=== What is required ===
Find every line in the records below that holds the word "Save" and copy it.

=== Exercise material ===
+-------+
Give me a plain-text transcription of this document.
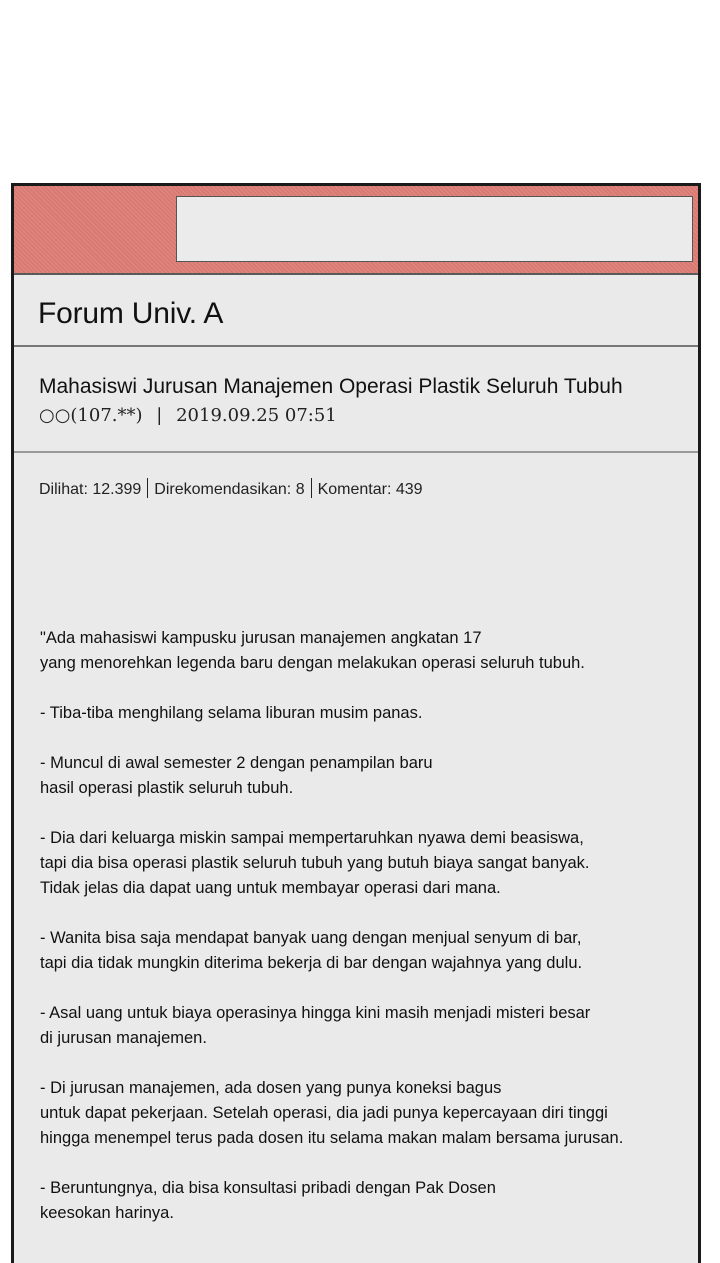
Forum Univ. A
Mahasiswi Jurusan Manajemen Operasi Plastik Seluruh Tubuh
○○(107.**) | 2019.09.25 07:51
Dilihat: 12.399 Direkomendasikan: 8 Komentar: 439
"Ada mahasiswi kampusku jurusan manajemen angkatan 17
yang menorehkan legenda baru dengan melakukan operasi seluruh tubuh.
- Tiba-tiba menghilang selama liburan musim panas.
- Muncul di awal semester 2 dengan penampilan baru
hasil operasi plastik seluruh tubuh.
- Dia dari keluarga miskin sampai mempertaruhkan nyawa demi beasiswa,
tapi dia bisa operasi plastik seluruh tubuh yang butuh biaya sangat banyak.
Tidak jelas dia dapat uang untuk membayar operasi dari mana.
- Wanita bisa saja mendapat banyak uang dengan menjual senyum di bar,
tapi dia tidak mungkin diterima bekerja di bar dengan wajahnya yang dulu.
- Asal uang untuk biaya operasinya hingga kini masih menjadi misteri besar
di jurusan manajemen.
- Di jurusan manajemen, ada dosen yang punya koneksi bagus
untuk dapat pekerjaan. Setelah operasi, dia jadi punya kepercayaan diri tinggi
hingga menempel terus pada dosen itu selama makan malam bersama jurusan.
- Beruntungnya, dia bisa konsultasi pribadi dengan Pak Dosen
keesokan harinya.
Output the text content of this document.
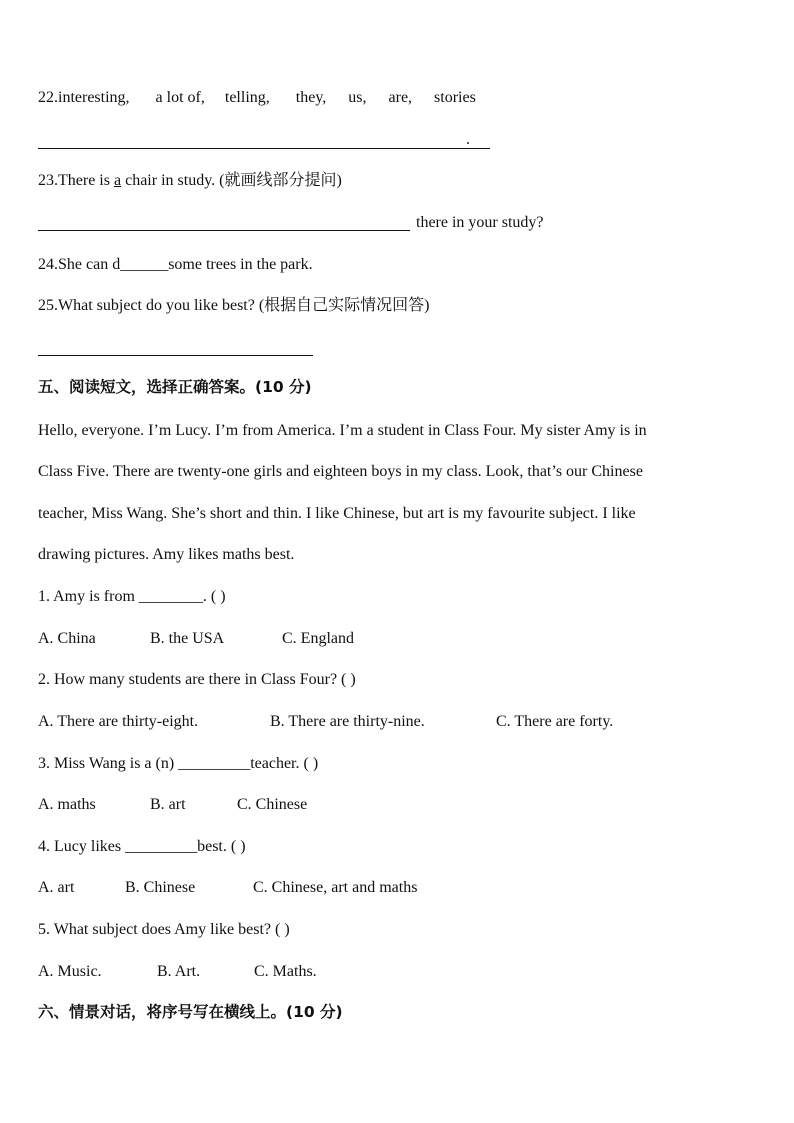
22.interesting, a lot of, telling, they, us, are, stories
.
23.There is a chair in study. (就画线部分提问)
there in your study?
24.She can d______some trees in the park.
25.What subject do you like best? (根据自己实际情况回答)
五、阅读短文，选择正确答案。(10 分)
Hello, everyone. I’m Lucy. I’m from America. I’m a student in Class Four. My sister Amy is in
Class Five. There are twenty-one girls and eighteen boys in my class. Look, that’s our Chinese
teacher, Miss Wang. She’s short and thin. I like Chinese, but art is my favourite subject. I like
drawing pictures. Amy likes maths best.
1. Amy is from ________. ( )
A. China	B. the USA	C. England
2. How many students are there in Class Four? ( )
A. There are thirty-eight.	B. There are thirty-nine.	C. There are forty.
3. Miss Wang is a (n) _________teacher. ( )
A. maths	B. art	C. Chinese
4. Lucy likes _________best. ( )
A. art	B. Chinese	C. Chinese, art and maths
5. What subject does Amy like best? ( )
A. Music.	B. Art.	C. Maths.
六、情景对话，将序号写在横线上。(10 分)
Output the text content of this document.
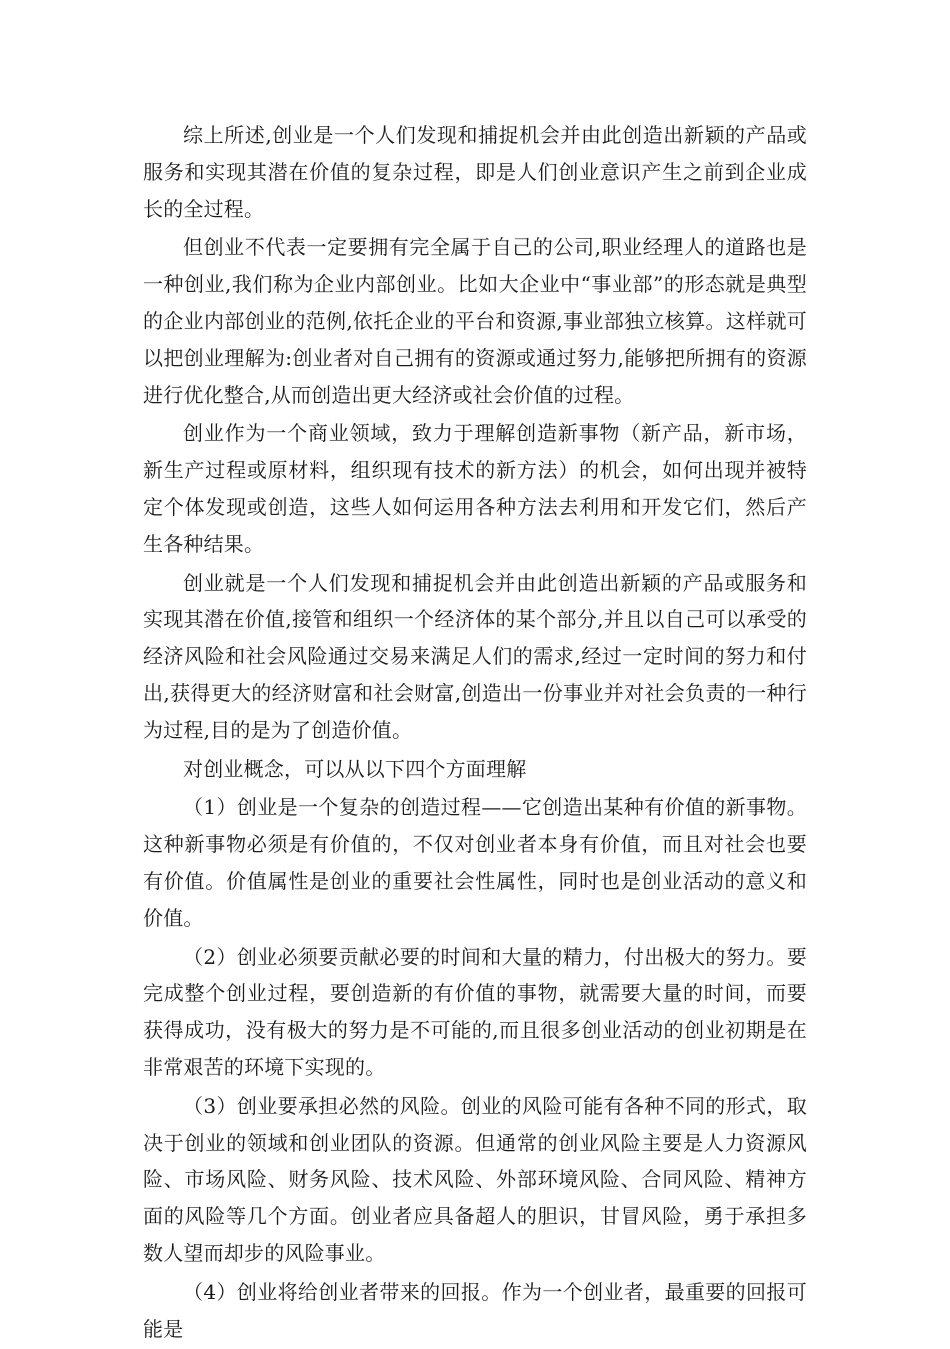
综上所述,创业是一个人们发现和捕捉机会并由此创造出新颖的产品或服务和实现其潜在价值的复杂过程，即是人们创业意识产生之前到企业成长的全过程。

但创业不代表一定要拥有完全属于自己的公司,职业经理人的道路也是一种创业,我们称为企业内部创业。比如大企业中“事业部”的形态就是典型的企业内部创业的范例,依托企业的平台和资源,事业部独立核算。这样就可以把创业理解为:创业者对自己拥有的资源或通过努力,能够把所拥有的资源进行优化整合,从而创造出更大经济或社会价值的过程。

创业作为一个商业领域，致力于理解创造新事物（新产品，新市场，新生产过程或原材料，组织现有技术的新方法）的机会，如何出现并被特定个体发现或创造，这些人如何运用各种方法去利用和开发它们，然后产生各种结果。

创业就是一个人们发现和捕捉机会并由此创造出新颖的产品或服务和实现其潜在价值,接管和组织一个经济体的某个部分,并且以自己可以承受的经济风险和社会风险通过交易来满足人们的需求,经过一定时间的努力和付出,获得更大的经济财富和社会财富,创造出一份事业并对社会负责的一种行为过程,目的是为了创造价值。

对创业概念，可以从以下四个方面理解

（1）创业是一个复杂的创造过程——它创造出某种有价值的新事物。这种新事物必须是有价值的，不仅对创业者本身有价值，而且对社会也要有价值。价值属性是创业的重要社会性属性，同时也是创业活动的意义和价值。

（2）创业必须要贡献必要的时间和大量的精力，付出极大的努力。要完成整个创业过程，要创造新的有价值的事物，就需要大量的时间，而要获得成功，没有极大的努力是不可能的,而且很多创业活动的创业初期是在非常艰苦的环境下实现的。

（3）创业要承担必然的风险。创业的风险可能有各种不同的形式，取决于创业的领域和创业团队的资源。但通常的创业风险主要是人力资源风险、市场风险、财务风险、技术风险、外部环境风险、合同风险、精神方面的风险等几个方面。创业者应具备超人的胆识，甘冒风险，勇于承担多数人望而却步的风险事业。

（4）创业将给创业者带来的回报。作为一个创业者，最重要的回报可能是
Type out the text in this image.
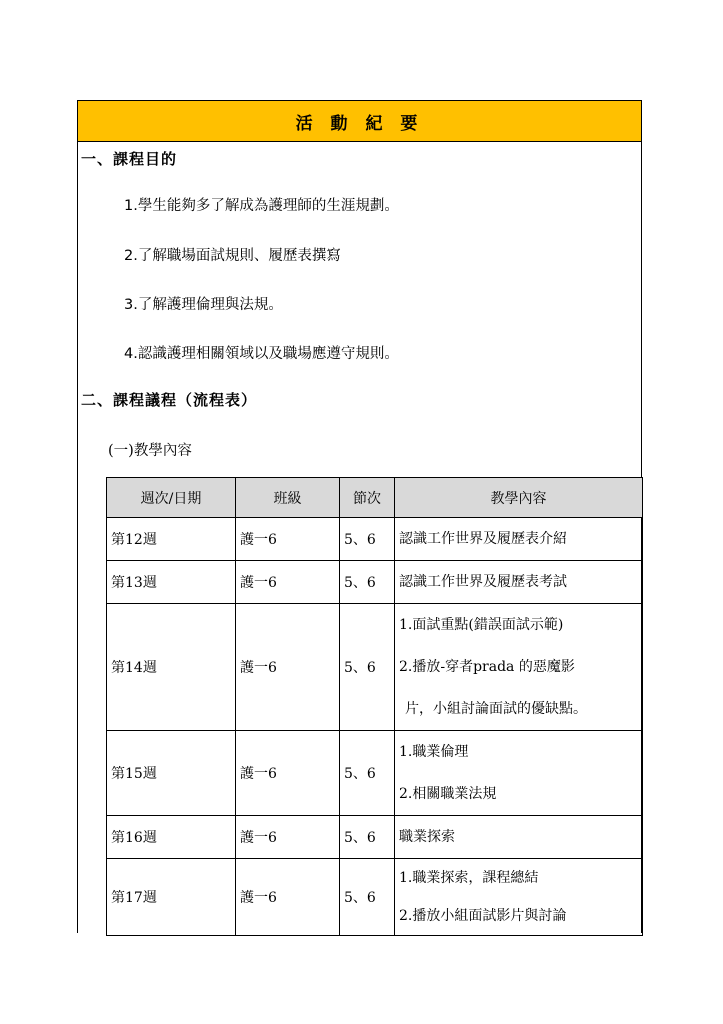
活 動 紀 要
一、課程目的
1.學生能夠多了解成為護理師的生涯規劃。
2.了解職場面試規則、履歷表撰寫
3.了解護理倫理與法規。
4.認識護理相關領域以及職場應遵守規則。
二、課程議程（流程表）
(一)教學內容
週次/日期	班級	節次	教學內容
第12週	護一6	5、6	認識工作世界及履歷表介紹

第13週	護一6	5、6	認識工作世界及履歷表考試

第14週	護一6	5、6	1.面試重點(錯誤面試示範)
2.播放-穿者prada 的惡魔影
片，小組討論面試的優缺點。

第15週	護一6	5、6	1.職業倫理
2.相關職業法規

第16週	護一6	5、6	職業探索

第17週	護一6	5、6	1.職業探索，課程總結
2.播放小組面試影片與討論
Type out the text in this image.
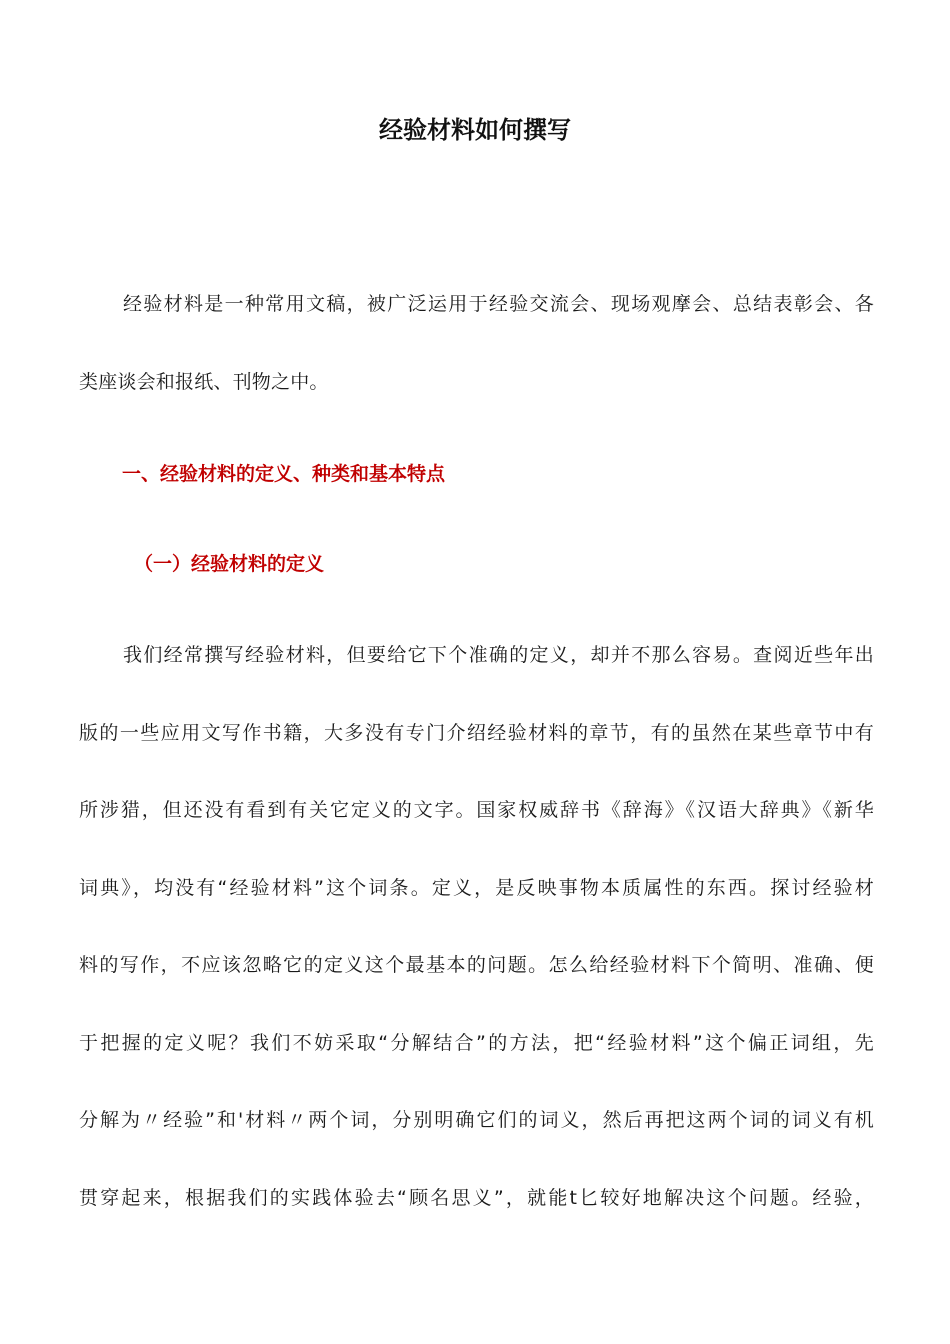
经验材料如何撰写
经验材料是一种常用文稿，被广泛运用于经验交流会、现场观摩会、总结表彰会、各
类座谈会和报纸、刊物之中。
一、经验材料的定义、种类和基本特点
（一）经验材料的定义
我们经常撰写经验材料，但要给它下个准确的定义，却并不那么容易。查阅近些年出
版的一些应用文写作书籍，大多没有专门介绍经验材料的章节，有的虽然在某些章节中有
所涉猎，但还没有看到有关它定义的文字。国家权威辞书《辞海》《汉语大辞典》《新华
词典》，均没有“经验材料”这个词条。定义，是反映事物本质属性的东西。探讨经验材
料的写作，不应该忽略它的定义这个最基本的问题。怎么给经验材料下个简明、准确、便
于把握的定义呢？我们不妨采取“分解结合”的方法，把“经验材料”这个偏正词组，先
分解为〃经验”和'材料〃两个词，分别明确它们的词义，然后再把这两个词的词义有机
贯穿起来，根据我们的实践体验去“顾名思义”，就能t匕较好地解决这个问题。经验，
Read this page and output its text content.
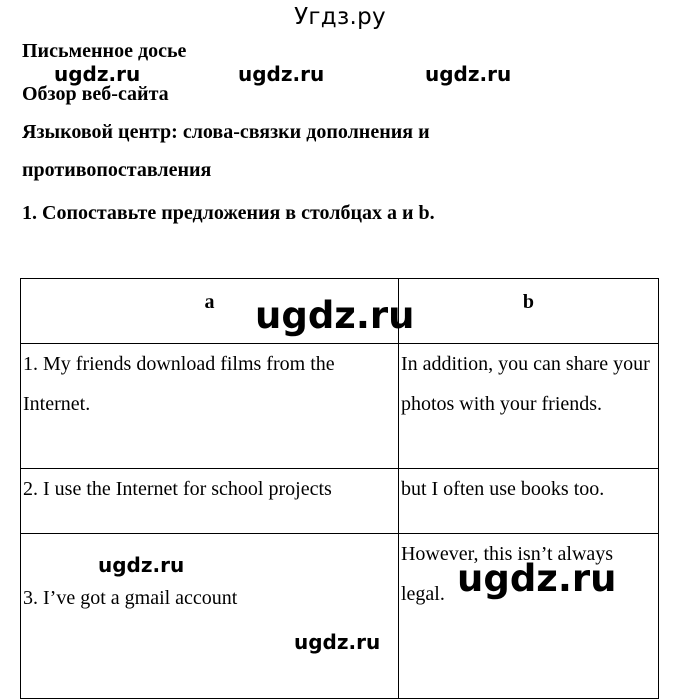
Угдз.ру
Письменное досье
Обзор веб-сайта
Языковой центр: слова-связки дополнения и
противопоставления
1. Сопоставьте предложения в столбцах a и b.
a	b
1. My friends download films from the Internet.	In addition, you can share your photos with your friends.
2. I use the Internet for school projects	but I often use books too.
3. I’ve got a gmail account	However, this isn’t always legal.
ugdz.ru	ugdz.ru	ugdz.ru
ugdz.ru
ugdz.ru	ugdz.ru
ugdz.ru
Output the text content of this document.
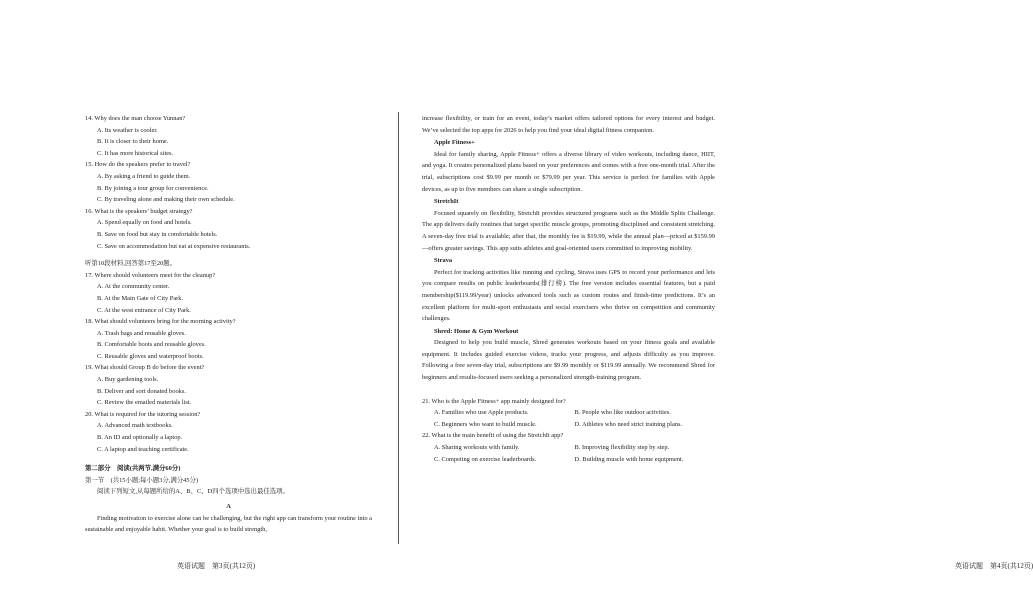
14. Why does the man choose Yunnan?
A. Its weather is cooler.
B. It is closer to their home.
C. It has more historical sites.
15. How do the speakers prefer to travel?
A. By asking a friend to guide them.
B. By joining a tour group for convenience.
C. By traveling alone and making their own schedule.
16. What is the speakers’ budget strategy?
A. Spend equally on food and hotels.
B. Save on food but stay in comfortable hotels.
C. Save on accommodation but eat at expensive restaurants.
听第10段材料,回答第17至20题。
17. Where should volunteers meet for the cleanup?
A. At the community center.
B. At the Main Gate of City Park.
C. At the west entrance of City Park.
18. What should volunteers bring for the morning activity?
A. Trash bags and reusable gloves.
B. Comfortable boots and reusable gloves.
C. Reusable gloves and waterproof boots.
19. What should Group B do before the event?
A. Buy gardening tools.
B. Deliver and sort donated books.
C. Review the emailed materials list.
20. What is required for the tutoring session?
A. Advanced math textbooks.
B. An ID and optionally a laptop.
C. A laptop and teaching certificate.
第二部分　阅读(共两节,满分60分)
第一节　 (共15小题;每小题3分,满分45分)
阅读下列短文,从每题所给的A、B、C、D四个选项中选出最佳选项。
A
Finding motivation to exercise alone can be challenging, but the right app can transform your routine into a sustainable and enjoyable habit. Whether your goal is to build strength,
英语试题　第3页(共12页)
increase flexibility, or train for an event, today’s market offers tailored options for every interest and budget. We’ve selected the top apps for 2026 to help you find your ideal digital fitness companion.
Apple Fitness+
Ideal for family sharing, Apple Fitness+ offers a diverse library of video workouts, including dance, HIIT, and yoga. It creates personalized plans based on your preferences and comes with a free one-month trial. After the trial, subscriptions cost $9.99 per month or $79.99 per year. This service is perfect for families with Apple devices, as up to five members can share a single subscription.
StretchIt
Focused squarely on flexibility, StretchIt provides structured programs such as the Middle Splits Challenge. The app delivers daily routines that target specific muscle groups, promoting disciplined and consistent stretching. A seven-day free trial is available; after that, the monthly fee is $19.99, while the annual plan—priced at $159.99—offers greater savings. This app suits athletes and goal-oriented users committed to improving mobility.
Strava
Perfect for tracking activities like running and cycling, Strava uses GPS to record your performance and lets you compare results on public leaderboards(排行榜). The free version includes essential features, but a paid membership($119.99/year) unlocks advanced tools such as custom routes and finish-time predictions. It’s an excellent platform for multi-sport enthusiasts and social exercisers who thrive on competition and community challenges.
Shred: Home & Gym Workout
Designed to help you build muscle, Shred generates workouts based on your fitness goals and available equipment. It includes guided exercise videos, tracks your progress, and adjusts difficulty as you improve. Following a free seven-day trial, subscriptions are $9.99 monthly or $119.99 annually. We recommend Shred for beginners and results-focused users seeking a personalized strength-training program.
21. Who is the Apple Fitness+ app mainly designed for?
A. Families who use Apple products.	B. People who like outdoor activities.
C. Beginners who want to build muscle.	D. Athletes who need strict training plans.
22. What is the main benefit of using the StretchIt app?
A. Sharing workouts with family.	B. Improving flexibility step by step.
C. Competing on exercise leaderboards.	D. Building muscle with home equipment.
英语试题　第4页(共12页)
+-------+
=== Written solution ===
B. Save on food but stay in comfortable hotels.
C. Save on accommodation but eat at expensive restaurants.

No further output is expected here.